What you have to do → Your task is to reproduce the material exactly.

[Dataset rows]

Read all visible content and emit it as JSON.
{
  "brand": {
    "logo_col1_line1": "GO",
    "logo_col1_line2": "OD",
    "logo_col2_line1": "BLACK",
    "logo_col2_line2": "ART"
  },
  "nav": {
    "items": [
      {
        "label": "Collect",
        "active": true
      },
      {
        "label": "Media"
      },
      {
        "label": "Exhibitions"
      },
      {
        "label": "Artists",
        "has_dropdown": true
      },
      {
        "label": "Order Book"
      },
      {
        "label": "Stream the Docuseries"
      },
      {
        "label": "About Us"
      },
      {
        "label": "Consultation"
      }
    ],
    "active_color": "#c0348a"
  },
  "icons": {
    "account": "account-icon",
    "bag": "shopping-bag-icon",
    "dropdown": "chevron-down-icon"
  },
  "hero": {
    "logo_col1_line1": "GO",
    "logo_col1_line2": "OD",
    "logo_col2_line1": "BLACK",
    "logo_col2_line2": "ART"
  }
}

Exercise answer →
Read all visible content and emit it as JSON.
{
  "brand": {
    "logo_col1_line1": "GO",
    "logo_col1_line2": "OD",
    "logo_col2_line1": "BLACK",
    "logo_col2_line2": "ART"
  },
  "nav": {
    "items": [
      {
        "label": "Collect",
        "active": true
      },
      {
        "label": "Media"
      },
      {
        "label": "Exhibitions"
      },
      {
        "label": "Artists",
        "has_dropdown": true
      },
      {
        "label": "Order Book"
      },
      {
        "label": "Stream the Docuseries"
      },
      {
        "label": "About Us"
      },
      {
        "label": "Consultation"
      }
    ],
    "active_color": "#c0348a"
  },
  "icons": {
    "account": "account-icon",
    "bag": "shopping-bag-icon",
    "dropdown": "chevron-down-icon"
  },
  "hero": {
    "logo_col1_line1": "GO",
    "logo_col1_line2": "OD",
    "logo_col2_line1": "BLACK",
    "logo_col2_line2": "ART"
  }
}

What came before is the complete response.